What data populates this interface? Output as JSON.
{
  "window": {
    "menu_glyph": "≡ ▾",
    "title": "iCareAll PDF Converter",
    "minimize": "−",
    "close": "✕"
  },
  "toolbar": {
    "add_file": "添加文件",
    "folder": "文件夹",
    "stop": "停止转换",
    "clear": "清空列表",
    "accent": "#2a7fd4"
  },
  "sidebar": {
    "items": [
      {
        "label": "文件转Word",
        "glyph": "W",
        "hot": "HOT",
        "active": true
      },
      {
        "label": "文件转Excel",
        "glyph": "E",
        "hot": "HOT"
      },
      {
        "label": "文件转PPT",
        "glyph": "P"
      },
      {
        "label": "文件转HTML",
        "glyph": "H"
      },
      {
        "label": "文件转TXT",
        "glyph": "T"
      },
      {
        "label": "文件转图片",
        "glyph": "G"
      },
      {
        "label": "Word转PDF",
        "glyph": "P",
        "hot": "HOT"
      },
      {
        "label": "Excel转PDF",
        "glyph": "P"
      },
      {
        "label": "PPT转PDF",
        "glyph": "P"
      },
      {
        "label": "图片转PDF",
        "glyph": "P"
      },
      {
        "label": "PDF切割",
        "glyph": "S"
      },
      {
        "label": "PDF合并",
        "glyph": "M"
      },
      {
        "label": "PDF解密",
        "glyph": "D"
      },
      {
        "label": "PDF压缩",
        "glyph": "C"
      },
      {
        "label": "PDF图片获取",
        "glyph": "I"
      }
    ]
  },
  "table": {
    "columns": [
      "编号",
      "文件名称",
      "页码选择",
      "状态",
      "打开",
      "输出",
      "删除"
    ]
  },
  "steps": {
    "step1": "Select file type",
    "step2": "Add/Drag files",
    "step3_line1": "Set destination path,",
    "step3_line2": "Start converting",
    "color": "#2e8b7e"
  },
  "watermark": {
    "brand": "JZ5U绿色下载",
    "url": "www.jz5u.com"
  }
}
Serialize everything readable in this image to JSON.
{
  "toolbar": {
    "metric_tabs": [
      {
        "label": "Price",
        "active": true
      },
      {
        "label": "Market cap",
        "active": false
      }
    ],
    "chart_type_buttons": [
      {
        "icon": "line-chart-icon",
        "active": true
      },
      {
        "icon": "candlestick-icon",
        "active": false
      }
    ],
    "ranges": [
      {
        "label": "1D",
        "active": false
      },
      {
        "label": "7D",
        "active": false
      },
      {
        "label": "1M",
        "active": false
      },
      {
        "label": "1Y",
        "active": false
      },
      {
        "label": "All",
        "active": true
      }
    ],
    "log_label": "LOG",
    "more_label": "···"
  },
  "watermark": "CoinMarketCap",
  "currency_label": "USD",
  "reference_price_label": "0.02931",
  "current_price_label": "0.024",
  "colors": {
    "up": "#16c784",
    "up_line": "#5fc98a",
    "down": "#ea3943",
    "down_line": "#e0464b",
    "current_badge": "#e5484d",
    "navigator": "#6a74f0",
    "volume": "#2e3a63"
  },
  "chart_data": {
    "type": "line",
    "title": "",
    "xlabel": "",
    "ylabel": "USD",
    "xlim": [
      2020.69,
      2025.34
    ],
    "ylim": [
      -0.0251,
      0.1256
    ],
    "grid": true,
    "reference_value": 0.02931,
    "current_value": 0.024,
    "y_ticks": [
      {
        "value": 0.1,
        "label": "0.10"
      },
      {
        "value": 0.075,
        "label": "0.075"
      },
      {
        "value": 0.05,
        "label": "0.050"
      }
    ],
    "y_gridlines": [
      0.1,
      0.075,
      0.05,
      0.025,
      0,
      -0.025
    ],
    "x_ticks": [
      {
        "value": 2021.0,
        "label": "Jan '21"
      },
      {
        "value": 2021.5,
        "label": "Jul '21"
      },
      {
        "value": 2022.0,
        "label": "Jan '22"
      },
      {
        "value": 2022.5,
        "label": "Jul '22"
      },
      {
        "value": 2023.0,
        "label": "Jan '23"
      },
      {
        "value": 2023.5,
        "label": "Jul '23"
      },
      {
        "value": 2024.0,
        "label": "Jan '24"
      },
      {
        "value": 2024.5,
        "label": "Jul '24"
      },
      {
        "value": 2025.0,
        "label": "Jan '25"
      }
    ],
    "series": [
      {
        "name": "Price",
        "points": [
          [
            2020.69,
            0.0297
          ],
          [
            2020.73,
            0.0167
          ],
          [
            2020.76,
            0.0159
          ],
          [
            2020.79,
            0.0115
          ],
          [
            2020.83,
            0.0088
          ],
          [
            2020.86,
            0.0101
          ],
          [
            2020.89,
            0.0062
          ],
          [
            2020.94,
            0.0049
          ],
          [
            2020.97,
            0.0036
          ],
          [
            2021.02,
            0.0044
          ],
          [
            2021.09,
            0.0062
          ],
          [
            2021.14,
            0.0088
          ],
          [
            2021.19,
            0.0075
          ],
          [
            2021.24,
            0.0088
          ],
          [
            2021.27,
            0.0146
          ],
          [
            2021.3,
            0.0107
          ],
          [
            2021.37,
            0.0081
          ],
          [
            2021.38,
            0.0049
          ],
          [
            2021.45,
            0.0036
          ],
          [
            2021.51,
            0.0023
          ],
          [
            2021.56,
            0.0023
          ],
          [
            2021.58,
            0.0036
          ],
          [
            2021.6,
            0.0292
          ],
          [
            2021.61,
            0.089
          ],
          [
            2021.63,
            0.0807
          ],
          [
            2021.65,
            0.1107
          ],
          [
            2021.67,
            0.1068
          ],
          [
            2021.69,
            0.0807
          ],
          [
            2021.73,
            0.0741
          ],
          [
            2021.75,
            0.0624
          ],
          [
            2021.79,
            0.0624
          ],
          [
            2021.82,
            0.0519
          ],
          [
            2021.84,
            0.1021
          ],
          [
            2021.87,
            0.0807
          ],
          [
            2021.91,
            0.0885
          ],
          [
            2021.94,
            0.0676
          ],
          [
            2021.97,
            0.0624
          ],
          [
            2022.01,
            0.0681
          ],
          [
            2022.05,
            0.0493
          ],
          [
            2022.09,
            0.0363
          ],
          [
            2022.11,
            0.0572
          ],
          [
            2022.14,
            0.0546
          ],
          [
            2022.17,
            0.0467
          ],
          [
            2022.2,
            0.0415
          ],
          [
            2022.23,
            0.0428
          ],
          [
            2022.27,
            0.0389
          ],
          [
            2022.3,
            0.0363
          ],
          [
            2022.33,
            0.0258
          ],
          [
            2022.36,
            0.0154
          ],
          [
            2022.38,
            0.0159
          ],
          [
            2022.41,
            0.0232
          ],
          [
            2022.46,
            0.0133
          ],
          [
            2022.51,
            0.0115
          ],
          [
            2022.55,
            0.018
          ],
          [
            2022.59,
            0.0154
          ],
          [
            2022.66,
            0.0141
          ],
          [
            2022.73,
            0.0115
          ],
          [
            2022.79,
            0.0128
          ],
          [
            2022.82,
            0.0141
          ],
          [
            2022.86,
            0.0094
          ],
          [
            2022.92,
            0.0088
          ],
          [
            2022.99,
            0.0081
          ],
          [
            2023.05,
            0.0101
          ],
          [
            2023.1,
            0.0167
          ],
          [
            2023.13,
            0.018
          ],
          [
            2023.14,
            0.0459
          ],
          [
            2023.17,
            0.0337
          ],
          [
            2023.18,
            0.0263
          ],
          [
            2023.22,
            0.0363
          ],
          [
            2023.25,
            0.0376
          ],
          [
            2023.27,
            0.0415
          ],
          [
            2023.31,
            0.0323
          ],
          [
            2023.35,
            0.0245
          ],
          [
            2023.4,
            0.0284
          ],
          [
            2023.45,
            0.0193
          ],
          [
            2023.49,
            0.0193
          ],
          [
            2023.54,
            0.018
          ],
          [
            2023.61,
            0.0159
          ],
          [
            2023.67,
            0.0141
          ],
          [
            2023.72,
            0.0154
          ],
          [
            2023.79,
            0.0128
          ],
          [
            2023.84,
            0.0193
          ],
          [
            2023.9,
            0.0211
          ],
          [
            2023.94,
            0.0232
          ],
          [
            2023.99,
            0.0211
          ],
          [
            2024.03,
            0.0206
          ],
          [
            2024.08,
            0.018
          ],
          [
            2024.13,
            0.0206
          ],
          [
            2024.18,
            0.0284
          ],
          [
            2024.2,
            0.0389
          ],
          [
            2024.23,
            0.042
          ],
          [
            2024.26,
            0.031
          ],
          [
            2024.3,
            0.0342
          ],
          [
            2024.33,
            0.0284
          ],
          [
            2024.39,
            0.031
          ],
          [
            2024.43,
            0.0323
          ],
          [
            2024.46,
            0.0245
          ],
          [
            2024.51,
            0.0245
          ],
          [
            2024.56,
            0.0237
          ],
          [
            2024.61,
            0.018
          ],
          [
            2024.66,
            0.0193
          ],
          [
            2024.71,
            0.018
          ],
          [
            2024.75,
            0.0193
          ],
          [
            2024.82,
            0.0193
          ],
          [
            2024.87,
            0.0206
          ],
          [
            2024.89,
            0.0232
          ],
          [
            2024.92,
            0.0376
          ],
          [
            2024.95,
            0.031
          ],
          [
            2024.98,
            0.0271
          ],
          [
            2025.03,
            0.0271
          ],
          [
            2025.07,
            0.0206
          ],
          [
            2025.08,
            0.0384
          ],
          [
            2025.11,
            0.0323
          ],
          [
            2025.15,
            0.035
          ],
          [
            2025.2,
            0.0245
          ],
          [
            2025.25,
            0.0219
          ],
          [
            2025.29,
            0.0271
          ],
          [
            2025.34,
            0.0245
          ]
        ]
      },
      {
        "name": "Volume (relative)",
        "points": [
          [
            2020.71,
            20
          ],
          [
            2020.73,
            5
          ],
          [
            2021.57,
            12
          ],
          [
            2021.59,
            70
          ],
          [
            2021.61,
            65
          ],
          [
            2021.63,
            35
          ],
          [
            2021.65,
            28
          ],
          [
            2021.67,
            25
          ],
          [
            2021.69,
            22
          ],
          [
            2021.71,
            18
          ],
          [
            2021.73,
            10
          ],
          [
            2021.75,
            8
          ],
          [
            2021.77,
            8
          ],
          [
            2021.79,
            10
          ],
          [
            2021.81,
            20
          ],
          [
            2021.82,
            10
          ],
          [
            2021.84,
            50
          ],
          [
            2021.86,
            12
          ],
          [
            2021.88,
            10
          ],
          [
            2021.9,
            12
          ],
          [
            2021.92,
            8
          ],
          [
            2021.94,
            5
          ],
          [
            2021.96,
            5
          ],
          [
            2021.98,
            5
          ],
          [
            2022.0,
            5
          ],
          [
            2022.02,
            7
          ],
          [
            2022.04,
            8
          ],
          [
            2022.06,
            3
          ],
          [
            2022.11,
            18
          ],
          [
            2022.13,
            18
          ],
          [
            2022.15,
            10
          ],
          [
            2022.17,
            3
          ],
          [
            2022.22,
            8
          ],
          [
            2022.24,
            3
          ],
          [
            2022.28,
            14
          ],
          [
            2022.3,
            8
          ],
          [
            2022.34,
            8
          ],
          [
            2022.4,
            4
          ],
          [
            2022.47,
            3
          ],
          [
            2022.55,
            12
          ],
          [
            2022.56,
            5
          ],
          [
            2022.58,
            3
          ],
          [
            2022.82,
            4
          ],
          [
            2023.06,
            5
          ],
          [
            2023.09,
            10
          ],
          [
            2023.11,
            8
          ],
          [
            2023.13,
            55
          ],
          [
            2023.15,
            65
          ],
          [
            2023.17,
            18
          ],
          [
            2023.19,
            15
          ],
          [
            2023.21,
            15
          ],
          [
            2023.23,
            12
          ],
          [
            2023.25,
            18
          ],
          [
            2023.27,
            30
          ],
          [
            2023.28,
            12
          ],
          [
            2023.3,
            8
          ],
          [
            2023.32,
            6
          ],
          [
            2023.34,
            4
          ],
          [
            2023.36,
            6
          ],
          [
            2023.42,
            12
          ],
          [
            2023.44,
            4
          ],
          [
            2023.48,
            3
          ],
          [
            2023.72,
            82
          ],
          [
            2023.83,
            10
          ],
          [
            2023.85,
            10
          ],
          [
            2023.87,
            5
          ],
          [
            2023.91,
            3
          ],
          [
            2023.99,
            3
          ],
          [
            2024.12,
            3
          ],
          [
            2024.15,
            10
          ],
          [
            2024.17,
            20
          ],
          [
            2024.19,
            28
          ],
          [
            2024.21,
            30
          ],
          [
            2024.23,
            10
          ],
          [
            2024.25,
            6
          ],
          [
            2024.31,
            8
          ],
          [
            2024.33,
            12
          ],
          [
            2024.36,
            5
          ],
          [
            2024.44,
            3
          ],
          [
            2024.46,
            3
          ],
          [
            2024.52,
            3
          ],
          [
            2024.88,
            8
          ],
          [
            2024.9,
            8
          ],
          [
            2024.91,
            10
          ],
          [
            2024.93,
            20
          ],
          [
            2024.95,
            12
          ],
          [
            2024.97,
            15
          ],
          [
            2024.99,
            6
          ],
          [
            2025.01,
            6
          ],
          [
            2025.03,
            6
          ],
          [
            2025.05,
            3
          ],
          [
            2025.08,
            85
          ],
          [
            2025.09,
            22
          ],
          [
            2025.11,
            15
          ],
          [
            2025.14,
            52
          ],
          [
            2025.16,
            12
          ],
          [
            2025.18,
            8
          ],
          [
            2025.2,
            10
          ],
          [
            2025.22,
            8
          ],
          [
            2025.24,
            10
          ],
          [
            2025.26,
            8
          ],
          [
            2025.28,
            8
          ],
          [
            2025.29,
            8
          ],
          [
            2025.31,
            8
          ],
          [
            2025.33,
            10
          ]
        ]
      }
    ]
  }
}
◆ ◆ ◆ ◆ ◆
§ PROBLEM TO SOLVE
From the listing above, pick out every line containing "icon".

§ EXERCISE SOLUTION
        "icon": "line-chart-icon",
        "icon": "candlestick-icon",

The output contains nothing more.